= DO THIS =
Retype the entries below from the line containing "Patent image size: (1386, 676)." through the line containing "The vacuum holes 17 is at (791, 297).", including both of those lines.

[Collected data entries]
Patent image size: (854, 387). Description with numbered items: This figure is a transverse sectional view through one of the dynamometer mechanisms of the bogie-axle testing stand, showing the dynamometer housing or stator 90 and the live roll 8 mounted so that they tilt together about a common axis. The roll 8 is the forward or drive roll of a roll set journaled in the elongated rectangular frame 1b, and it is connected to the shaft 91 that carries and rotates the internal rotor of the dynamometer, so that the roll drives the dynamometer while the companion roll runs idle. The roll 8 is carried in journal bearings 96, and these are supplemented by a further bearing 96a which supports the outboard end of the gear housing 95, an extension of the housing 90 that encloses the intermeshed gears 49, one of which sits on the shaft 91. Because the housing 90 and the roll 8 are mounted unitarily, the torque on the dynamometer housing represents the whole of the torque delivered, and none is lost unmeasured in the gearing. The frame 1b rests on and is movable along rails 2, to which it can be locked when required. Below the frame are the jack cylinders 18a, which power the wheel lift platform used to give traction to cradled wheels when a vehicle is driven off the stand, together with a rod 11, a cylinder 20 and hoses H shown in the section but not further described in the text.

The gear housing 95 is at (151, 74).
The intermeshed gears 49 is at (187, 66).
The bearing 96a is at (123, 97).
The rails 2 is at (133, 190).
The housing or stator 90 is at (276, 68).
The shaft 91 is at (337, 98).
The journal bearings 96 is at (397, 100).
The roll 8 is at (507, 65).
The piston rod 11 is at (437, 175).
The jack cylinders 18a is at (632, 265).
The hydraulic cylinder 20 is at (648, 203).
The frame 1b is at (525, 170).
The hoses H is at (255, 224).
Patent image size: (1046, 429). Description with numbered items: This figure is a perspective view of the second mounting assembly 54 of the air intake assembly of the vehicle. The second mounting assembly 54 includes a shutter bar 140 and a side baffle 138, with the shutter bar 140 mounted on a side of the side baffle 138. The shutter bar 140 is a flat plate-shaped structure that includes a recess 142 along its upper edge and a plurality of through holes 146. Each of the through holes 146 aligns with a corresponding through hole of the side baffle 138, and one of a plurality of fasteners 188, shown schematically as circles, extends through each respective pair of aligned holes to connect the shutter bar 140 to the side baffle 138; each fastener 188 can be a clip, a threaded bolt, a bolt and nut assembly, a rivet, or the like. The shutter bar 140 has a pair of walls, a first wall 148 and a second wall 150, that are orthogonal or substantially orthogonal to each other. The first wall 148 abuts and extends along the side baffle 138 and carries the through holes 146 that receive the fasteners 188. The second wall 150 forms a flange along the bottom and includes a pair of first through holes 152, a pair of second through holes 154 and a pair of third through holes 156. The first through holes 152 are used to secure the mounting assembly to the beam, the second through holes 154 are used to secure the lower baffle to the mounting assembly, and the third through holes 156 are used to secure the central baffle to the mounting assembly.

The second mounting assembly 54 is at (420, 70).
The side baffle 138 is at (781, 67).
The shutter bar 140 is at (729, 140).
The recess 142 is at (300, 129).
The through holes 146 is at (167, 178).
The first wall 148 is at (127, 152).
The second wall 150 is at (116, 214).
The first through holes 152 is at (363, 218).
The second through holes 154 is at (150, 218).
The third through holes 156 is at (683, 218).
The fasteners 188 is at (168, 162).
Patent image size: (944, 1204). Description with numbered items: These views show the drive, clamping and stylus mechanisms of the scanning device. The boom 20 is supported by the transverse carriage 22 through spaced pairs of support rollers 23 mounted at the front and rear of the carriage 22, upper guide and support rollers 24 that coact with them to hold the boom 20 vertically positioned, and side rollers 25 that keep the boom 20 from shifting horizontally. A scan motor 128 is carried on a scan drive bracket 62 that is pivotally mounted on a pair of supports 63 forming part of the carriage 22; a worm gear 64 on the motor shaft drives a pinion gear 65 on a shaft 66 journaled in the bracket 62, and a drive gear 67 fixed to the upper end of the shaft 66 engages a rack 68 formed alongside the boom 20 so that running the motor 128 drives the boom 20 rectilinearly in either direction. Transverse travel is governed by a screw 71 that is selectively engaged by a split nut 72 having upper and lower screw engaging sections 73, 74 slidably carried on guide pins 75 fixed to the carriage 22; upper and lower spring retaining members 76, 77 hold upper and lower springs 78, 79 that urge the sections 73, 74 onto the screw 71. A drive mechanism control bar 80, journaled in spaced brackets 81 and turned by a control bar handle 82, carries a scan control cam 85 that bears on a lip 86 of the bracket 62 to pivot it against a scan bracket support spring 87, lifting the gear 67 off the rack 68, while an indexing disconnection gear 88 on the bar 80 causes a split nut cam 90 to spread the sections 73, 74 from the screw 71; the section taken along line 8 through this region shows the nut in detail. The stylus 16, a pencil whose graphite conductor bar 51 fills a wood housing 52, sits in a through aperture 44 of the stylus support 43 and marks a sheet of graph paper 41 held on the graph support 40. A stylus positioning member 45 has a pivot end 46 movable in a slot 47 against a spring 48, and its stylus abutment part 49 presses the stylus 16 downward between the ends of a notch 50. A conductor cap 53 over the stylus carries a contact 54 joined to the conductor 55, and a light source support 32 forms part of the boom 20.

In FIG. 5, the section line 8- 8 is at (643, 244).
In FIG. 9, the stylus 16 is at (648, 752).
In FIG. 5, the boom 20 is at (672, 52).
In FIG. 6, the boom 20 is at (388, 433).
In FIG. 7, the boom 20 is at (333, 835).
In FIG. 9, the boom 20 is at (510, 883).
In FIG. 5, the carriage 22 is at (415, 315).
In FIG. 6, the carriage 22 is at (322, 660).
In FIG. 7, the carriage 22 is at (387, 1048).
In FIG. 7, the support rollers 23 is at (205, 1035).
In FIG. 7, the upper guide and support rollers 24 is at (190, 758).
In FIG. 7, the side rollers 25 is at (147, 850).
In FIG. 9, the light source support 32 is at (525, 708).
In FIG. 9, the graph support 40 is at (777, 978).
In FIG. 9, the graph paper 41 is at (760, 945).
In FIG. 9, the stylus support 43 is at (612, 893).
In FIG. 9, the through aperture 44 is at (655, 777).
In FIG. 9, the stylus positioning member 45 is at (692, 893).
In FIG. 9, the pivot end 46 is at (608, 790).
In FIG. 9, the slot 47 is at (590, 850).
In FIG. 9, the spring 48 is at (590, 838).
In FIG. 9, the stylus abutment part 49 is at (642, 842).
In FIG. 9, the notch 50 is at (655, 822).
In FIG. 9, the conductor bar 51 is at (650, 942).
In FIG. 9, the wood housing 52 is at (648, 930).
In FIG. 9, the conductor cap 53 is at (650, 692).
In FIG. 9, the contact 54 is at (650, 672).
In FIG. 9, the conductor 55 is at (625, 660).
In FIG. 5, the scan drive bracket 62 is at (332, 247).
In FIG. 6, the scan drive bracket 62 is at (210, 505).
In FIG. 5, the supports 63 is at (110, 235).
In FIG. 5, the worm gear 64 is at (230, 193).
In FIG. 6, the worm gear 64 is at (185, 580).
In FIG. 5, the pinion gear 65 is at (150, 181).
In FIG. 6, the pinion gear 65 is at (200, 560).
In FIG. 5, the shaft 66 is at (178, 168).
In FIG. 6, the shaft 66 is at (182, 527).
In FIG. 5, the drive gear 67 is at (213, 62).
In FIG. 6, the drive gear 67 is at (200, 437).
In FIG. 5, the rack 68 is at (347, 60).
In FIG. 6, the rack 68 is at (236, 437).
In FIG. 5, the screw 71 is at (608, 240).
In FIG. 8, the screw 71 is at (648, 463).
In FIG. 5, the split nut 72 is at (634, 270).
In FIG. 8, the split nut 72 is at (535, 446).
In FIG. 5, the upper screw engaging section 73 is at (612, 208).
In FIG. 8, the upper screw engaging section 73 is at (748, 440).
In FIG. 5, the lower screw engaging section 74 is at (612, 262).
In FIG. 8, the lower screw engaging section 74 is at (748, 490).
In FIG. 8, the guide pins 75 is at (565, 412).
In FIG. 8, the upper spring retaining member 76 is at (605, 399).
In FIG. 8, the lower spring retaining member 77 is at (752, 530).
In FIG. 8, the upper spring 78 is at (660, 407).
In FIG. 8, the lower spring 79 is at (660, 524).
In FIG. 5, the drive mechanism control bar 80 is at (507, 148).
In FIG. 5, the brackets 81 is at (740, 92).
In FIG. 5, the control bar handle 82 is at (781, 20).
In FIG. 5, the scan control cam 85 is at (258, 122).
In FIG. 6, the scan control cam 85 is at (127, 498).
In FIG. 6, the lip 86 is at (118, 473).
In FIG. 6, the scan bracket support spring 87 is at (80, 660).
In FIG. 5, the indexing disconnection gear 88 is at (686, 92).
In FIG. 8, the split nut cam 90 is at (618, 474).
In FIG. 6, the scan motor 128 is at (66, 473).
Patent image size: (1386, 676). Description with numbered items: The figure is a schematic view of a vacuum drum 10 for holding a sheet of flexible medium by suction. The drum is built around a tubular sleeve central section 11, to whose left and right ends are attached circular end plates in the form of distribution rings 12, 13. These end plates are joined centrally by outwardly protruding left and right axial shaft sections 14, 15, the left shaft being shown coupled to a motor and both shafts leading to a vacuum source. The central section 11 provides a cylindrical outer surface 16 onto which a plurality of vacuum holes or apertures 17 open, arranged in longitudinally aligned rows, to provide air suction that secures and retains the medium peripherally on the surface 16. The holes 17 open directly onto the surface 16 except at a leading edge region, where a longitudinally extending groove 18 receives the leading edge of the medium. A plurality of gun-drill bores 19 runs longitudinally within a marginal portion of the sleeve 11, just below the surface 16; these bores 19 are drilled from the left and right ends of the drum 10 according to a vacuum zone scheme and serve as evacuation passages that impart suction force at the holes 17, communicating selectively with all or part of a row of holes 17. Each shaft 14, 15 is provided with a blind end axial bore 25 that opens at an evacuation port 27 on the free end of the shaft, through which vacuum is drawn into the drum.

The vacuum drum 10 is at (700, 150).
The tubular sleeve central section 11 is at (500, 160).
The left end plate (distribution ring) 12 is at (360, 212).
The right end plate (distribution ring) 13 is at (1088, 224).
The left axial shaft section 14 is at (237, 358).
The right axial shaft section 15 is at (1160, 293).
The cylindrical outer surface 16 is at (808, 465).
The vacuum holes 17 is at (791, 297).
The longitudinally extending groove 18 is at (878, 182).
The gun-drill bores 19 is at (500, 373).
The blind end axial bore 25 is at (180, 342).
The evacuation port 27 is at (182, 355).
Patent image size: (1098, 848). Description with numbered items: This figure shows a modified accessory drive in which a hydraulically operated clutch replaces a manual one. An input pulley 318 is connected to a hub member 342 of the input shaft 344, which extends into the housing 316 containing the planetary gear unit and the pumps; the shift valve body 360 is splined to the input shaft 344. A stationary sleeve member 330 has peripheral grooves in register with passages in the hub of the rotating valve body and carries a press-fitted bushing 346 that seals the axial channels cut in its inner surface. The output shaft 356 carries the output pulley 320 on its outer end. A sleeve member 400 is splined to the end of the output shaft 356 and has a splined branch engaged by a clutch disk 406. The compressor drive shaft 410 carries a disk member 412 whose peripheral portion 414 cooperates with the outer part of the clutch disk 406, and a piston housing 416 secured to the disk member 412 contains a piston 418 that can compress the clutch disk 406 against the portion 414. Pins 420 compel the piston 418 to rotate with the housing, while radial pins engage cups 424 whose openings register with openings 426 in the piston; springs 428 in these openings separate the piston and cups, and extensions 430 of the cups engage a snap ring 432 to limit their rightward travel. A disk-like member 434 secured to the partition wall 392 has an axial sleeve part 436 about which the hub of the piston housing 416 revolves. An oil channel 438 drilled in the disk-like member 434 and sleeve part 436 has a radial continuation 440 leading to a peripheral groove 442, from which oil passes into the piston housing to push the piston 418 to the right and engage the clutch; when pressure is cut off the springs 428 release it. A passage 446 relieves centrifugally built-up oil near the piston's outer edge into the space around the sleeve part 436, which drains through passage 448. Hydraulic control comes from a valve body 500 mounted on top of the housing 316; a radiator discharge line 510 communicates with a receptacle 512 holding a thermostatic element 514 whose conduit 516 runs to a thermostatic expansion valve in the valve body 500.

= WRITTEN RESPONSE =
Patent image size: (1386, 676). Description with numbered items: The figure is a schematic view of a vacuum drum 10 for holding a sheet of flexible medium by suction. The drum is built around a tubular sleeve central section 11, to whose left and right ends are attached circular end plates in the form of distribution rings 12, 13. These end plates are joined centrally by outwardly protruding left and right axial shaft sections 14, 15, the left shaft being shown coupled to a motor and both shafts leading to a vacuum source. The central section 11 provides a cylindrical outer surface 16 onto which a plurality of vacuum holes or apertures 17 open, arranged in longitudinally aligned rows, to provide air suction that secures and retains the medium peripherally on the surface 16. The holes 17 open directly onto the surface 16 except at a leading edge region, where a longitudinally extending groove 18 receives the leading edge of the medium. A plurality of gun-drill bores 19 runs longitudinally within a marginal portion of the sleeve 11, just below the surface 16; these bores 19 are drilled from the left and right ends of the drum 10 according to a vacuum zone scheme and serve as evacuation passages that impart suction force at the holes 17, communicating selectively with all or part of a row of holes 17. Each shaft 14, 15 is provided with a blind end axial bore 25 that opens at an evacuation port 27 on the free end of the shaft, through which vacuum is drawn into the drum.

The vacuum drum 10 is at (700, 150).
The tubular sleeve central section 11 is at (500, 160).
The left end plate (distribution ring) 12 is at (360, 212).
The right end plate (distribution ring) 13 is at (1088, 224).
The left axial shaft section 14 is at (237, 358).
The right axial shaft section 15 is at (1160, 293).
The cylindrical outer surface 16 is at (808, 465).
The vacuum holes 17 is at (791, 297).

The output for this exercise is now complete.